* [PROVIDED TEXT]:

============================================================

Patchwork [v5,10/12] rdma: introduce capability x-rdma-pin-all

login
register
mail settings
Submitter mrhines@linux.vnet.ibm.com
Date April 21, 2013, 9:17 p.m.
Message ID <1366579081-6857-11-git-send-email-mrhines@linux.vnet.ibm.com>
Download mbox | patch
Permalink /patch/238262/
State New
Headers show

Comments

mrhines@linux.vnet.ibm.com - April 21, 2013, 9:17 p.m.
From: "Michael R. Hines" <mrhines@us.ibm.com>

This capability allows you to disable dynamic chunk registration
for better throughput on high-performance links.

For example, using an 8GB RAM virtual machine with all 8GB of memory in
active use and the VM itself is completely idle using a 40 gbps infiniband link:

1. x-pin-all disabled total time: approximately 7.5 seconds @ 9.5 Gbps
2. x-pin-all enabled total time: approximately 4 seconds @ 26 Gbps

These numbers would of course scale up to whatever size virtual machine
you have to migrate using RDMA.

Enabling this feature does *not* have any measurable affect on
migration *downtime*. This is because, without this feature, all of the
memory will have already been registered already in advance during
the bulk round and does not need to be re-registered during the successive
iteration rounds.

Signed-off-by: Michael R. Hines <mrhines@us.ibm.com>
---
 include/migration/migration.h |    2 ++
 migration.c                   |    9 +++++++++
 qapi-schema.json              |    7 ++++++-
 3 files changed, 17 insertions(+), 1 deletion(-)
Eric Blake - April 22, 2013, 8:24 p.m.
On 04/21/2013 03:17 PM, mrhines@linux.vnet.ibm.com wrote:
> From: "Michael R. Hines" <mrhines@us.ibm.com>
> 
> This capability allows you to disable dynamic chunk registration
> for better throughput on high-performance links.
> 
> For example, using an 8GB RAM virtual machine with all 8GB of memory in
> active use and the VM itself is completely idle using a 40 gbps infiniband link:
> 
> 1. x-pin-all disabled total time: approximately 7.5 seconds @ 9.5 Gbps
> 2. x-pin-all enabled total time: approximately 4 seconds @ 26 Gbps

Naming here doesn't match the actual bit name; but it is obvious enough
to know what you meant.

============================================================

* [MATERIAL PROVIDED]:
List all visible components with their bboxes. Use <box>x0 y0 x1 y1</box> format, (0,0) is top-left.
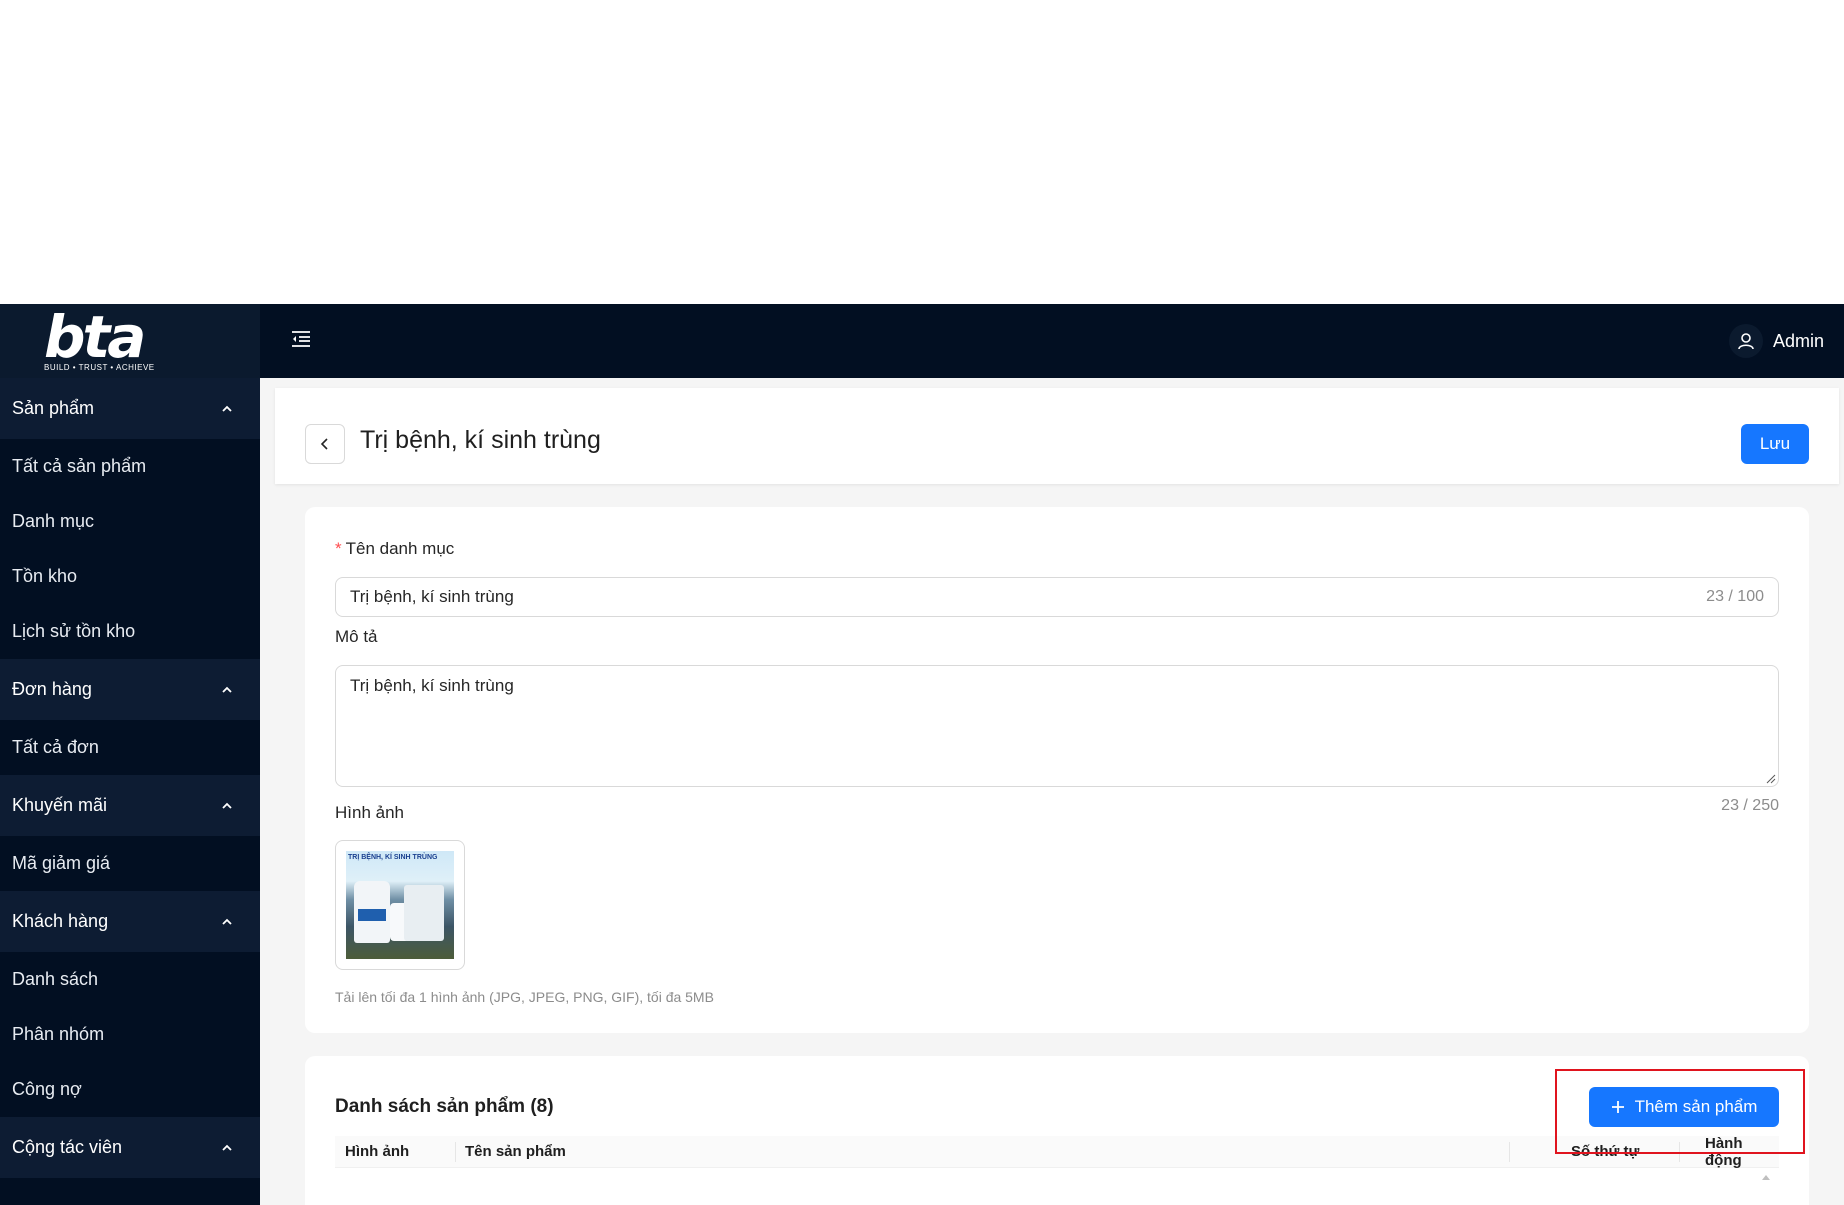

============================================================

* [PROBLEMS TO SOLVE]:
1/ In the RDMA pin-all patch thread, what total migration time and throughput are reported with x-pin-all enabled?
2/ Carry on the RDMA pin-all patch thread from the point it stops.

* [ANSWERS GIVEN]:
1/ Approximately 4 seconds at 26 Gbps.

2/
Thanks for doing this, by the way - the default-to-disabled is a bit
nicer to manage from libvirt's perspective.

> 
> These numbers would of course scale up to whatever size virtual machine
> you have to migrate using RDMA.
> 
> Enabling this feature does *not* have any measurable affect on
> migration *downtime*. This is because, without this feature, all of the
> memory will have already been registered already in advance during
> the bulk round and does not need to be re-registered during the successive
> iteration rounds.
> 
> Signed-off-by: Michael R. Hines <mrhines@us.ibm.com>
> ---
>  include/migration/migration.h |    2 ++
>  migration.c                   |    9 +++++++++
>  qapi-schema.json              |    7 ++++++-
>  3 files changed, 17 insertions(+), 1 deletion(-)


> +++ b/qapi-schema.json
> @@ -602,10 +602,15 @@
>  #          This feature allows us to minimize migration traffic for certain work
>  #          loads, by sending compressed difference of the pages
>  #
> +# @x-rdma-pin-all: (since 1.5) Controls whether or not the entire VM memory footprint is 

Trailing whitespace, and line longer than 80 columns.  You ought to
rewrap this, and make sure it passes checkpatch.pl.

But since that is whitespace-only, feel free to add:

Reviewed-by: Eric Blake <eblake@redhat.com>
mrhines@linux.vnet.ibm.com - April 22, 2013, 8:59 p.m.
On 04/22/2013 04:24 PM, Eric Blake wrote:
> On 04/21/2013 03:17 PM, mrhines@linux.vnet.ibm.com wrote:
>> From: "Michael R. Hines" <mrhines@us.ibm.com>
>>
>> This capability allows you to disable dynamic chunk registration
>> for better throughput on high-performance links.
>>
>> For example, using an 8GB RAM virtual machine with all 8GB of memory in
>> active use and the VM itself is completely idle using a 40 gbps infiniband link:
>>
>> 1. x-pin-all disabled total time: approximately 7.5 seconds @ 9.5 Gbps
>> 2. x-pin-all enabled total time: approximately 4 seconds @ 26 Gbps
> Naming here doesn't match the actual bit name; but it is obvious enough
> to know what you meant.
>
> Thanks for doing this, by the way - the default-to-disabled is a bit
> nicer to manage from libvirt's perspective.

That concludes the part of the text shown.